What to work on: Select the lines of the records containing the word "sails" and list them.

* begin Supplied information *

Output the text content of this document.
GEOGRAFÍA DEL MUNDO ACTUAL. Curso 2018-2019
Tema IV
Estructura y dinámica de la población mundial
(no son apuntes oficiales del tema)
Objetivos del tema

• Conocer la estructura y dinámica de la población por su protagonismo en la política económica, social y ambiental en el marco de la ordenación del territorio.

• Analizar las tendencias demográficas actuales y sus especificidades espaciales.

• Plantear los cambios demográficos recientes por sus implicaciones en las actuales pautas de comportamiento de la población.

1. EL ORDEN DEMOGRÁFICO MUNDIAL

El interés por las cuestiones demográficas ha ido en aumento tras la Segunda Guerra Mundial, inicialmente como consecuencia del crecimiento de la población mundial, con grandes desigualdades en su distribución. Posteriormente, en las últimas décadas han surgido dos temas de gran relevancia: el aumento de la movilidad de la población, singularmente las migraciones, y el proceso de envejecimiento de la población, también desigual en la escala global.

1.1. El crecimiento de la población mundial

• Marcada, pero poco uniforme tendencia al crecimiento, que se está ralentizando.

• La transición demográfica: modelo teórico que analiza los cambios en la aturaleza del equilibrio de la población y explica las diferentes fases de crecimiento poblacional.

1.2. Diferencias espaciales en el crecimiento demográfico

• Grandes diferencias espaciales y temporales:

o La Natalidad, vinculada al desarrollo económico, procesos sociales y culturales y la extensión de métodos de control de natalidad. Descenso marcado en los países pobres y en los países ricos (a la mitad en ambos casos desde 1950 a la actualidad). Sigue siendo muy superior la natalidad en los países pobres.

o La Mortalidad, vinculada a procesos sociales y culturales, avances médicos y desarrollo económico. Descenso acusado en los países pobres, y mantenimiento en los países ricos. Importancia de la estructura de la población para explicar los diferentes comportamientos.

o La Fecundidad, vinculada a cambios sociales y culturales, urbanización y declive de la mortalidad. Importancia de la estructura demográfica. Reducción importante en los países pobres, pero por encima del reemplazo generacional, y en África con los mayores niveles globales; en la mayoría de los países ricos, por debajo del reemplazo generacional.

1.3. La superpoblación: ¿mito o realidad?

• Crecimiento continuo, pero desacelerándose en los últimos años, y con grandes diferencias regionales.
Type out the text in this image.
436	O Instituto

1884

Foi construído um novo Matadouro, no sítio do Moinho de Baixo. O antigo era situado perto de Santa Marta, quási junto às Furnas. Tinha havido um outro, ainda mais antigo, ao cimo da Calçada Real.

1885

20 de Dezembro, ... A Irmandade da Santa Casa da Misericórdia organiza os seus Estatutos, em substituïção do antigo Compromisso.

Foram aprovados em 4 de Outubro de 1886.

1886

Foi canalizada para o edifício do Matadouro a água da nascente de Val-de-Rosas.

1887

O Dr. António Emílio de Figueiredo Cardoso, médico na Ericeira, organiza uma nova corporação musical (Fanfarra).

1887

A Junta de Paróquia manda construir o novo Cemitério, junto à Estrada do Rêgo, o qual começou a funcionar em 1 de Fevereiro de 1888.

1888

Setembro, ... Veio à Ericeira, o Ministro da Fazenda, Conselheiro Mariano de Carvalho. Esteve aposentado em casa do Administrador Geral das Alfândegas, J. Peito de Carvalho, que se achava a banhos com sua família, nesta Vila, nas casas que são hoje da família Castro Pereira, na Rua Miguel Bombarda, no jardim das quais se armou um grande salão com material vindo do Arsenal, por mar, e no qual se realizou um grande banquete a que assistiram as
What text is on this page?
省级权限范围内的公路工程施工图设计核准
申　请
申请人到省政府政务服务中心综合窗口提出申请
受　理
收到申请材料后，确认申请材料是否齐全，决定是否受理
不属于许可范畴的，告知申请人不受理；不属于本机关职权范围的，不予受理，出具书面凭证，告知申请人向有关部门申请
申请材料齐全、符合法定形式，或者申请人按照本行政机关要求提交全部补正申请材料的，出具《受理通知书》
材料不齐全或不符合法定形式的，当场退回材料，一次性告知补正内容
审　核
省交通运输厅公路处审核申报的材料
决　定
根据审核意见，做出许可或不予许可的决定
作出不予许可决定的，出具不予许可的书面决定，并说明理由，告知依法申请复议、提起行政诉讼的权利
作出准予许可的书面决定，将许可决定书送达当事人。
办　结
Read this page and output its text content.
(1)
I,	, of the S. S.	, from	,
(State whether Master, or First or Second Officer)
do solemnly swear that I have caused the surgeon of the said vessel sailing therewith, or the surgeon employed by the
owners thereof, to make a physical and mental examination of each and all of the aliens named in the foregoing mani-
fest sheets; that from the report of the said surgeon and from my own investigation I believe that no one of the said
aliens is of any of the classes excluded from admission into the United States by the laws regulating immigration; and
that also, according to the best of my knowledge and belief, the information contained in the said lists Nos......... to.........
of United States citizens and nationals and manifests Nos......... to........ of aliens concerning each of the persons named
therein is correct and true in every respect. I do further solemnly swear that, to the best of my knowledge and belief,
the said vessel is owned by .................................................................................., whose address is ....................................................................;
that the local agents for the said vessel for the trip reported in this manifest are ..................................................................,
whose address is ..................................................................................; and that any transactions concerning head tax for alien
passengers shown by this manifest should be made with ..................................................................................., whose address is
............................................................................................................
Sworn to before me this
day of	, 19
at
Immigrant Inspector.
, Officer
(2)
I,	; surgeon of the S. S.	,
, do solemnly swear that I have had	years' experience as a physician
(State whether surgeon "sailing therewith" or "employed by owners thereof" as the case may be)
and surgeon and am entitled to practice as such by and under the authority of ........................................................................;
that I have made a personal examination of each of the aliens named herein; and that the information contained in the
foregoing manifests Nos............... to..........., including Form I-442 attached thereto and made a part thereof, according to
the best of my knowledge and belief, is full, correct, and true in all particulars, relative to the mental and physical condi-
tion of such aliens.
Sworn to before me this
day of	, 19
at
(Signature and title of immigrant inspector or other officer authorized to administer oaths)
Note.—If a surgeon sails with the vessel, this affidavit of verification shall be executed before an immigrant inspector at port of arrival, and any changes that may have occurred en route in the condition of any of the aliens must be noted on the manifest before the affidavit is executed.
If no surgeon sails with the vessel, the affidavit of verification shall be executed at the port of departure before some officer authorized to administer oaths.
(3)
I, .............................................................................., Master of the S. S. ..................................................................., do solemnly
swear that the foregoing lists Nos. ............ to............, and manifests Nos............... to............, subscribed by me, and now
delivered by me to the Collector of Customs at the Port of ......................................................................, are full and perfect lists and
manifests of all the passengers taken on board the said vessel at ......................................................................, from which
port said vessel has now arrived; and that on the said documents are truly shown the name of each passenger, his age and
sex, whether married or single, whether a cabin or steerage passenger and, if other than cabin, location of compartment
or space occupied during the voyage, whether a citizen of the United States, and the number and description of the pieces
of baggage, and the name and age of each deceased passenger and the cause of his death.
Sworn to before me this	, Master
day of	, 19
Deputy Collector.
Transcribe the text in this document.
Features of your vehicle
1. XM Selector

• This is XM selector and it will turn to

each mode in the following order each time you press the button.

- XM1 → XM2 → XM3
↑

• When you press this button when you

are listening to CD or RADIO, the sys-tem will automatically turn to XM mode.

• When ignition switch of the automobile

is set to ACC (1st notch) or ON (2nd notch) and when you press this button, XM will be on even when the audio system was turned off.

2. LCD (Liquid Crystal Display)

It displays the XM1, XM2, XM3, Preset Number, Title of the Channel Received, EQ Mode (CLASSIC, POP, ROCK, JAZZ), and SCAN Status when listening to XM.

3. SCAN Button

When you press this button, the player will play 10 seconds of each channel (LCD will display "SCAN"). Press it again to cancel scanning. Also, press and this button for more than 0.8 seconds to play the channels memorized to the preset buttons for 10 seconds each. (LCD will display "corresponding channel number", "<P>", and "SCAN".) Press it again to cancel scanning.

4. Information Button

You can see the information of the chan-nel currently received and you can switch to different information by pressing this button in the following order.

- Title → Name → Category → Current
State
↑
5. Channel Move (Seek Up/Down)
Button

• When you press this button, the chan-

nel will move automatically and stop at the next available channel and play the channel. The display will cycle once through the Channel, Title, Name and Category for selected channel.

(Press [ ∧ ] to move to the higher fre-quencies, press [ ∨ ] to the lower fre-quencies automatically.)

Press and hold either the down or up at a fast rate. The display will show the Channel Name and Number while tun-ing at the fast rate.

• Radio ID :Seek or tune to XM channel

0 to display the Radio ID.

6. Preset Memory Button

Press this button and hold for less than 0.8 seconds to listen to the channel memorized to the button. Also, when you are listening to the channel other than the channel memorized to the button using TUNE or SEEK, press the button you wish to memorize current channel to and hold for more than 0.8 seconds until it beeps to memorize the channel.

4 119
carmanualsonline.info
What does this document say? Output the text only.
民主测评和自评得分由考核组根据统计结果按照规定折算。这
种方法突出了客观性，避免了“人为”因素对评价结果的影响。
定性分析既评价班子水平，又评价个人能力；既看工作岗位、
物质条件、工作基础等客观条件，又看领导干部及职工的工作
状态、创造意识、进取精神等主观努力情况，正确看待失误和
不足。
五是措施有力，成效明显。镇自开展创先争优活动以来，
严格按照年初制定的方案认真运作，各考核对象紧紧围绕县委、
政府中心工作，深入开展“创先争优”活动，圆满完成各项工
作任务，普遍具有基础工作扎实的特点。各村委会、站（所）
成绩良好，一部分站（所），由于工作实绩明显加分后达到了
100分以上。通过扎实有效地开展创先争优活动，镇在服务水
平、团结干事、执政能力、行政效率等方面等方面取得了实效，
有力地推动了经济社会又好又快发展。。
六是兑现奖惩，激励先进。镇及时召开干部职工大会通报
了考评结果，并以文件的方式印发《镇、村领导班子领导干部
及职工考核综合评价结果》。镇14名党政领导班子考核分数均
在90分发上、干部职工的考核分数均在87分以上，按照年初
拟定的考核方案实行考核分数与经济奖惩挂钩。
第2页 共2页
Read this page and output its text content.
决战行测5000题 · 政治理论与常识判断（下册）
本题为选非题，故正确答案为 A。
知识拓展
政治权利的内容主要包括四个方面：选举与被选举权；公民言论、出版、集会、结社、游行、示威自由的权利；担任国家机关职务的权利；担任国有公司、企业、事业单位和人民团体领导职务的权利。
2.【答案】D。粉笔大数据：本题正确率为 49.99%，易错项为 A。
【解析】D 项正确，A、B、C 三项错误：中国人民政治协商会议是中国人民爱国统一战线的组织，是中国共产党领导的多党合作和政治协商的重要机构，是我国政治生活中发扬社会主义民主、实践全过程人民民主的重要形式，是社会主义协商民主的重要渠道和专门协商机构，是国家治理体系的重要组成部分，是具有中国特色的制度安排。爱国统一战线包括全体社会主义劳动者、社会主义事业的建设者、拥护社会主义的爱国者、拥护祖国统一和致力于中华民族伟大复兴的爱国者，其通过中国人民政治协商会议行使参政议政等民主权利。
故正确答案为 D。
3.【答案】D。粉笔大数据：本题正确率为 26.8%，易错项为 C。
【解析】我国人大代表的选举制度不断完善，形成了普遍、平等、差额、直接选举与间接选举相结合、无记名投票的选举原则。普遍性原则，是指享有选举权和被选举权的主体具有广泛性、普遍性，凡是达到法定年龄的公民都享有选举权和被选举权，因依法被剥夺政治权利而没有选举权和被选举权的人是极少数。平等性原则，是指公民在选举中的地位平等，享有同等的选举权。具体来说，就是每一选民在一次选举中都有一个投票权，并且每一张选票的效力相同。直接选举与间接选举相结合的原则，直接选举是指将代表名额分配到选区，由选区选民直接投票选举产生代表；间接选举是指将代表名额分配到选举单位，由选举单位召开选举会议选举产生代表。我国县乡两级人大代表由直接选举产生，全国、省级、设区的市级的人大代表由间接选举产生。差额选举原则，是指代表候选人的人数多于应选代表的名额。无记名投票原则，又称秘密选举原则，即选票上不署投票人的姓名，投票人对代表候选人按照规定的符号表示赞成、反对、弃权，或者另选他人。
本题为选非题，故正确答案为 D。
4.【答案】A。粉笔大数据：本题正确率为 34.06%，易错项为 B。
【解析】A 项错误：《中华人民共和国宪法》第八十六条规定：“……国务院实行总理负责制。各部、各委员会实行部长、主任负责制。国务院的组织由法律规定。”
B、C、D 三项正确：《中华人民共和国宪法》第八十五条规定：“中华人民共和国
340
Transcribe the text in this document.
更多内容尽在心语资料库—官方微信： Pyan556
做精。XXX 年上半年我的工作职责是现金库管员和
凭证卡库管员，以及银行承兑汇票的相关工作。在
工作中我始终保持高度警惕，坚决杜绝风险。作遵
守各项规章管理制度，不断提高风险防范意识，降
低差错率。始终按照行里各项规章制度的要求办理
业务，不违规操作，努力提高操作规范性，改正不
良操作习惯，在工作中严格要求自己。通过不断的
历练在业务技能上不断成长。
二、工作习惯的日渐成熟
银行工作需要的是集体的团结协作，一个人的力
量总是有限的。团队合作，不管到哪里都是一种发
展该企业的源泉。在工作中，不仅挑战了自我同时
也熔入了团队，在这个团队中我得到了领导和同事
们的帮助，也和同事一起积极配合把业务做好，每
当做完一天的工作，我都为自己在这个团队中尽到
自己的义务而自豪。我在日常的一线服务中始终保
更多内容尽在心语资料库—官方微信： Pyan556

* end Supplied information *

Answer below:
Note.—If a surgeon sails with the vessel, this affidavit of verification shall be executed before an immigrant inspector at port of arrival, and any changes that may have occurred en route in the condition of any of the aliens must be noted on the manifest before the affidavit is executed.
If no surgeon sails with the vessel, the affidavit of verification shall be executed at the port of departure before some officer authorized to administer oaths.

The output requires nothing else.